Goal of the exercise: Copy out the rows word for word, starting at the first row and ending with the line that contains "solution-line: 1. 182＋103＋97＋138". Include both of these end lines.

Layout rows
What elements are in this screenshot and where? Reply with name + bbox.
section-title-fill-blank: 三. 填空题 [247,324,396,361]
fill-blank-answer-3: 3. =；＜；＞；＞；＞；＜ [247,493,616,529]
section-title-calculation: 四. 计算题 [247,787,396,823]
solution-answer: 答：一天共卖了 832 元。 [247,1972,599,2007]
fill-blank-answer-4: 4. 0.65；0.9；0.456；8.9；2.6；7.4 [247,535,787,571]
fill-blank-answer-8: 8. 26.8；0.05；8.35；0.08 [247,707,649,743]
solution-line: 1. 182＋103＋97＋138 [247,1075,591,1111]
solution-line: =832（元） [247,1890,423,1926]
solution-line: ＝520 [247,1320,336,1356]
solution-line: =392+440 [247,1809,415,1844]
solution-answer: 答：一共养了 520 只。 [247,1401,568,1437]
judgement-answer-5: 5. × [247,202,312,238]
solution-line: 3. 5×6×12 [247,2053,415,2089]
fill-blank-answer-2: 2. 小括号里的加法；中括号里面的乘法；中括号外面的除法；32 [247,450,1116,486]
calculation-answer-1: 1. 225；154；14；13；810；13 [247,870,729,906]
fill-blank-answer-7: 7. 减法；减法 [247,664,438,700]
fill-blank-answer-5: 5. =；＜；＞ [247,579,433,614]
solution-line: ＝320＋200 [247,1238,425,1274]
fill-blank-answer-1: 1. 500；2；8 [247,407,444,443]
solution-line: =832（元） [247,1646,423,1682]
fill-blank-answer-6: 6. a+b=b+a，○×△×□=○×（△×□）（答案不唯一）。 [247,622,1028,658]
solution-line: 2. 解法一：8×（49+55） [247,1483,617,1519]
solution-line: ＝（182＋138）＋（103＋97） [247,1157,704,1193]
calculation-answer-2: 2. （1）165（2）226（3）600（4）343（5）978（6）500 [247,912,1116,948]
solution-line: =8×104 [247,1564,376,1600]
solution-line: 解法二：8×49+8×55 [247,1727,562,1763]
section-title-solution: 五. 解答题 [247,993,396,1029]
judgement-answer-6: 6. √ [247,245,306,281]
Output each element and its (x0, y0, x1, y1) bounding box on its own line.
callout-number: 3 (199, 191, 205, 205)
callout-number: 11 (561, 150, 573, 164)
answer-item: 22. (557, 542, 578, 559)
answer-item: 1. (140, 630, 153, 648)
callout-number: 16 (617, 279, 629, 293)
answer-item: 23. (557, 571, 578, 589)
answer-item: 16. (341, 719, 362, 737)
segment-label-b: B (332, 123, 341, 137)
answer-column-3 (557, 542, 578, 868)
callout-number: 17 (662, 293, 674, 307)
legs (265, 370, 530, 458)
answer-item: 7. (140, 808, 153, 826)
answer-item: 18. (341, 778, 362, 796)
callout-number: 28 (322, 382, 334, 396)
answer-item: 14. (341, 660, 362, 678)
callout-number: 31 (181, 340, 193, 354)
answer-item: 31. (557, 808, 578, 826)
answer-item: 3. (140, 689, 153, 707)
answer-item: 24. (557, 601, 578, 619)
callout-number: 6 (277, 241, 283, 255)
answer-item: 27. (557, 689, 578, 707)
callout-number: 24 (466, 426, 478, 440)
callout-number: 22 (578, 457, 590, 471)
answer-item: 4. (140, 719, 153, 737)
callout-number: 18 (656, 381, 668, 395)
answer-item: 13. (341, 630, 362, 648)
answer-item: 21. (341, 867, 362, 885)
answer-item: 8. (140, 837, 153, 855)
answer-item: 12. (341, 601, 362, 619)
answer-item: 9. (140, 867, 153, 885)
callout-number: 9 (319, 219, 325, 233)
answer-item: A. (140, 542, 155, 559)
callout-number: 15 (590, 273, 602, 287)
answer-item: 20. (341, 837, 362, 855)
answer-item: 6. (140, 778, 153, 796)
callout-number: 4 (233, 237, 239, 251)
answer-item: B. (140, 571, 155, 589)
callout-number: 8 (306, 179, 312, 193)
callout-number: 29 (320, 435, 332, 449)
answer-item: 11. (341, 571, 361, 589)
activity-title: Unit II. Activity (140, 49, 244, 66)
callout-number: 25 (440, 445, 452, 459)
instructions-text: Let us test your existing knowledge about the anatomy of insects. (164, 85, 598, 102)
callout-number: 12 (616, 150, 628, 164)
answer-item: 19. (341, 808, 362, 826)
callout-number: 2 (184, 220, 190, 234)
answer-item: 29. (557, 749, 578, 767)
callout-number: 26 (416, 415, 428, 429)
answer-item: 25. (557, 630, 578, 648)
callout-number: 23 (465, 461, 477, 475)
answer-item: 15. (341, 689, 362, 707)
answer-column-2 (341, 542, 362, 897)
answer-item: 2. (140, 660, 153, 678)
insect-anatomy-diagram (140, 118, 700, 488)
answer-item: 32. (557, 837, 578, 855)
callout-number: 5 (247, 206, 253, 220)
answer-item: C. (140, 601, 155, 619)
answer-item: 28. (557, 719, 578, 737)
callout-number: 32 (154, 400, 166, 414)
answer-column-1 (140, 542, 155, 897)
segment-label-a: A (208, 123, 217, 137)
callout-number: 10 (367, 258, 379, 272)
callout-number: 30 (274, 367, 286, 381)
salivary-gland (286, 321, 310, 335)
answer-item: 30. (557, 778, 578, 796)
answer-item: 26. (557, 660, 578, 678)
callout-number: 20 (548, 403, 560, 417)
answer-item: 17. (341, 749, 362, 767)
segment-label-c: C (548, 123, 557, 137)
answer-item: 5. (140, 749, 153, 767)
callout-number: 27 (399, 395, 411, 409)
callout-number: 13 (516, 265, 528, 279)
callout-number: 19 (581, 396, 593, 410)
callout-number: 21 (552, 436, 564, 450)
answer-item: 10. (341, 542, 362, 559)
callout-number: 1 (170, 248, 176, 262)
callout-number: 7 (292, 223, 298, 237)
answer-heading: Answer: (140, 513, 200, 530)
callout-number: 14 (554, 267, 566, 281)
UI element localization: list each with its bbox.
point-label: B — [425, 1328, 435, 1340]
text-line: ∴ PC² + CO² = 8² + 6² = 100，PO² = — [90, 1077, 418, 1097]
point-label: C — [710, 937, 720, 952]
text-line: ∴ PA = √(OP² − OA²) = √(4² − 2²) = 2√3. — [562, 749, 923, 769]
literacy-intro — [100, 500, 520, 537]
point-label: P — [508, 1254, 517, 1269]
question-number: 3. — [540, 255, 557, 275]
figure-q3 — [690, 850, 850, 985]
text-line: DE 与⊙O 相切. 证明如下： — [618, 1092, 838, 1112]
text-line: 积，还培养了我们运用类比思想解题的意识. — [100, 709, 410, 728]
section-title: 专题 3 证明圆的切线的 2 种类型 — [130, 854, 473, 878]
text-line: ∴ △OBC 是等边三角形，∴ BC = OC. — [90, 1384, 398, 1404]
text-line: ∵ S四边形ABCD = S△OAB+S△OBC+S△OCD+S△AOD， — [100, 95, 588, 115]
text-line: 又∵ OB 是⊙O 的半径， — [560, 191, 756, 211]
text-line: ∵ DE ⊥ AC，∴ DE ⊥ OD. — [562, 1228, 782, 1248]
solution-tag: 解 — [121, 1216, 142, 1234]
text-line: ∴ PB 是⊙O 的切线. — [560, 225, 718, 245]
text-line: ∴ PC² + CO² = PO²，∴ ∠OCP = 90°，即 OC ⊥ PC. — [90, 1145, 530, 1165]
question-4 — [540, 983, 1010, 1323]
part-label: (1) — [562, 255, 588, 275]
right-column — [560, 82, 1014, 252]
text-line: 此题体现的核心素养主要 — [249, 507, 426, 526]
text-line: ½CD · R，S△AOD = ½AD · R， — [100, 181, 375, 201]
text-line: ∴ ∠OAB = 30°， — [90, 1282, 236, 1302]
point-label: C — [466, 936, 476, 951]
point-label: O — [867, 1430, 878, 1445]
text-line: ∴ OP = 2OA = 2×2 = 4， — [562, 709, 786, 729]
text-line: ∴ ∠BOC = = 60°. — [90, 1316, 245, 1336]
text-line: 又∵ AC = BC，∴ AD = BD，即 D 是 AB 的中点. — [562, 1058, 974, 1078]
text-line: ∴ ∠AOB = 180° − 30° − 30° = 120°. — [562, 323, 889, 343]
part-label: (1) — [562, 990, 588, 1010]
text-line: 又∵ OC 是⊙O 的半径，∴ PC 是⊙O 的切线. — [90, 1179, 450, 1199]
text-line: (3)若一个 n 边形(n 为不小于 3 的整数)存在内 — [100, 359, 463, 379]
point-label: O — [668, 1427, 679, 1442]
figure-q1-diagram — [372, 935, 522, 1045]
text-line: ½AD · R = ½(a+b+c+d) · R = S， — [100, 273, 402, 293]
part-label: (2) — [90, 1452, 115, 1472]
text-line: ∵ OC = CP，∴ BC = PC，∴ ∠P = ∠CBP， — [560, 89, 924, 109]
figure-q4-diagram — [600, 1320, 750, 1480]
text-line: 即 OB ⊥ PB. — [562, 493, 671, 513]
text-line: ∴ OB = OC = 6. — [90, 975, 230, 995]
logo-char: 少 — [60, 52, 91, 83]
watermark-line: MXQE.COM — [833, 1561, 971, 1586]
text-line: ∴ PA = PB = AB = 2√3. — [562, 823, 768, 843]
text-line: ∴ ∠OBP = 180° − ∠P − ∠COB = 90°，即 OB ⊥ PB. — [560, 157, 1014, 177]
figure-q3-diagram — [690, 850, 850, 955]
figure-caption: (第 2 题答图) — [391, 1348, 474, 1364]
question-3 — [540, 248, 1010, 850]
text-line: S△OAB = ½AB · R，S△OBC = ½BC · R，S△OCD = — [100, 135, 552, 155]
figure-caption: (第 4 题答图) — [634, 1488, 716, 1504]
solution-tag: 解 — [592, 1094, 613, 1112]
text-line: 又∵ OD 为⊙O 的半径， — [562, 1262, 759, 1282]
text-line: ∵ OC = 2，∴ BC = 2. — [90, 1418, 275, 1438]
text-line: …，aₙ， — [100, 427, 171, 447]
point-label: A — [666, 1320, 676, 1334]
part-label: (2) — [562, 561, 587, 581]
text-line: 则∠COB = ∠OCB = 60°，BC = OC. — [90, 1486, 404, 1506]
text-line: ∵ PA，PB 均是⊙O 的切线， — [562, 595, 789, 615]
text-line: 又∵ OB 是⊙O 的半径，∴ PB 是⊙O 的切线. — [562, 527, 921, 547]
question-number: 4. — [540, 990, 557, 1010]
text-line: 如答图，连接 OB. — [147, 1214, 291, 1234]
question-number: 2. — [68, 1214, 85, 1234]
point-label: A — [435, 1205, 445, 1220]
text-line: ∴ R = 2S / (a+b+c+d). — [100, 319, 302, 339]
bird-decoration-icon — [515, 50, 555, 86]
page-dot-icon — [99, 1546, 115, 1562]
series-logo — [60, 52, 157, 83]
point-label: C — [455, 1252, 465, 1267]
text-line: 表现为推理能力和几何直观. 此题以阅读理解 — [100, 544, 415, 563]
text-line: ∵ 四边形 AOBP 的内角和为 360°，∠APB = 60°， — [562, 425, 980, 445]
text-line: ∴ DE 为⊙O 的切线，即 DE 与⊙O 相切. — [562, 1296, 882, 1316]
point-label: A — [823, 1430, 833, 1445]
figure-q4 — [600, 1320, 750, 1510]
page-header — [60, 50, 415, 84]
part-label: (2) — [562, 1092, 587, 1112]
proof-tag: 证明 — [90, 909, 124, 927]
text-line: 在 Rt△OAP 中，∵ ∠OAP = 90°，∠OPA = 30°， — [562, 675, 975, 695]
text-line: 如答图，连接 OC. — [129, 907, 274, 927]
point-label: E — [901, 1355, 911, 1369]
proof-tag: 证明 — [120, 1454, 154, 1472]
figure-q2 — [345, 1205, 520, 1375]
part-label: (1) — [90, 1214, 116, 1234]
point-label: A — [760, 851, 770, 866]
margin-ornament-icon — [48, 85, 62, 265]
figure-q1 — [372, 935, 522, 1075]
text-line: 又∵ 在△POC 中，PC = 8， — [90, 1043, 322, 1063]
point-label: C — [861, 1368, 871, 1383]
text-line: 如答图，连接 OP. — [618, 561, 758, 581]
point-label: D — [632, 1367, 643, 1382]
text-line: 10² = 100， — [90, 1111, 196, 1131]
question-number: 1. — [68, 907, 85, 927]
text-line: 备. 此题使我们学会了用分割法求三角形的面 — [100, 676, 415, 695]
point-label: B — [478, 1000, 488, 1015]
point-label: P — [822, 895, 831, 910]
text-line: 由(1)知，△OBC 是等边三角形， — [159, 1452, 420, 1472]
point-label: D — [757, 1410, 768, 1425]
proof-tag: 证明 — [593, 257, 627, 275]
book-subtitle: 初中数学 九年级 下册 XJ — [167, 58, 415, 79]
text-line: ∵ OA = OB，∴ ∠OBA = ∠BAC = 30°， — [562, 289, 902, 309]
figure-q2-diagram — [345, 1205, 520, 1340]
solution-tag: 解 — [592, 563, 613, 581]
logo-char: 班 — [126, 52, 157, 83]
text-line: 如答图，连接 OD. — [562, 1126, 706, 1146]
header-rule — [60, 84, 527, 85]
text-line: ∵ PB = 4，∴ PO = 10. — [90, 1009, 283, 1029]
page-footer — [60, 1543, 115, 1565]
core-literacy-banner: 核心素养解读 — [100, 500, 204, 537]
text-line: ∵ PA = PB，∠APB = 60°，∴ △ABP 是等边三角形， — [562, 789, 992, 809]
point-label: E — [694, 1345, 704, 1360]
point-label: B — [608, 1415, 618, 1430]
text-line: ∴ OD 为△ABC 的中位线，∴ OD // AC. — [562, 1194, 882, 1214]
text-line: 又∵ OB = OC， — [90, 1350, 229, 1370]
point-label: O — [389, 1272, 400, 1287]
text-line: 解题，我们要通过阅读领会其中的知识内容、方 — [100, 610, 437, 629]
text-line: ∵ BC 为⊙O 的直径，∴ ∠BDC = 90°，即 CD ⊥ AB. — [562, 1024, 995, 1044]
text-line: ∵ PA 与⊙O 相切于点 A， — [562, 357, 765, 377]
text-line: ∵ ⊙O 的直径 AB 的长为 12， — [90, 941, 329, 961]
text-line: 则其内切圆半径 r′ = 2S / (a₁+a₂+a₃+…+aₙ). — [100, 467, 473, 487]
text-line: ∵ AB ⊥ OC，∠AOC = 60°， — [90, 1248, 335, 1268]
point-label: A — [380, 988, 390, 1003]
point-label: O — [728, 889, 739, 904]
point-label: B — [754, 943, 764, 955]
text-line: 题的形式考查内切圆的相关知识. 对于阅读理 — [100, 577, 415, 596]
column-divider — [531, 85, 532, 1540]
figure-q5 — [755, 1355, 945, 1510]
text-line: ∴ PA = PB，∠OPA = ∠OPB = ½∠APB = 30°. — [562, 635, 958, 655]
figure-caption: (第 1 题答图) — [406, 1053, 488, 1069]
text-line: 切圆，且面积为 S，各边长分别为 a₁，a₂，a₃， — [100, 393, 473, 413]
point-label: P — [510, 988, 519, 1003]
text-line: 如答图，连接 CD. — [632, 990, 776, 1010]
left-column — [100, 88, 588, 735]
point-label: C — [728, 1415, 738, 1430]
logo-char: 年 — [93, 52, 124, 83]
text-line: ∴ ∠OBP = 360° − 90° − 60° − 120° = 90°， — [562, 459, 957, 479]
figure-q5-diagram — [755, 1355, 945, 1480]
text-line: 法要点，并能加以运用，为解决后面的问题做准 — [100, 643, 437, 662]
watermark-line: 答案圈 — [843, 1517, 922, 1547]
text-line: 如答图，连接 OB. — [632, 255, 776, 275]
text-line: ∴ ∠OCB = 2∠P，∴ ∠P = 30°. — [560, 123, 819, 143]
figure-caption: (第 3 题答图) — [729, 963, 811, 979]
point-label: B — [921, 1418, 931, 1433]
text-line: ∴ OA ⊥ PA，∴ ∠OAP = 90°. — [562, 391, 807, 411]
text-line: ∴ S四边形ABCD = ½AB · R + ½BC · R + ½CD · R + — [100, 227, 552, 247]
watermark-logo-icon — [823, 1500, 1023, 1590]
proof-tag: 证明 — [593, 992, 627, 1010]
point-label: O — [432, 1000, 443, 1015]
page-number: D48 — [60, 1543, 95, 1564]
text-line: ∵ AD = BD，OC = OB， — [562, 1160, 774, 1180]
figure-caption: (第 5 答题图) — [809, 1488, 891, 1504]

Task response:
What elements are in this screenshot and where? Reply with name + bbox.
section-title-fill-blank: 三. 填空题 [247,324,396,361]
fill-blank-answer-3: 3. =；＜；＞；＞；＞；＜ [247,493,616,529]
section-title-calculation: 四. 计算题 [247,787,396,823]
solution-answer: 答：一天共卖了 832 元。 [247,1972,599,2007]
fill-blank-answer-4: 4. 0.65；0.9；0.456；8.9；2.6；7.4 [247,535,787,571]
fill-blank-answer-8: 8. 26.8；0.05；8.35；0.08 [247,707,649,743]
solution-line: 1. 182＋103＋97＋138 [247,1075,591,1111]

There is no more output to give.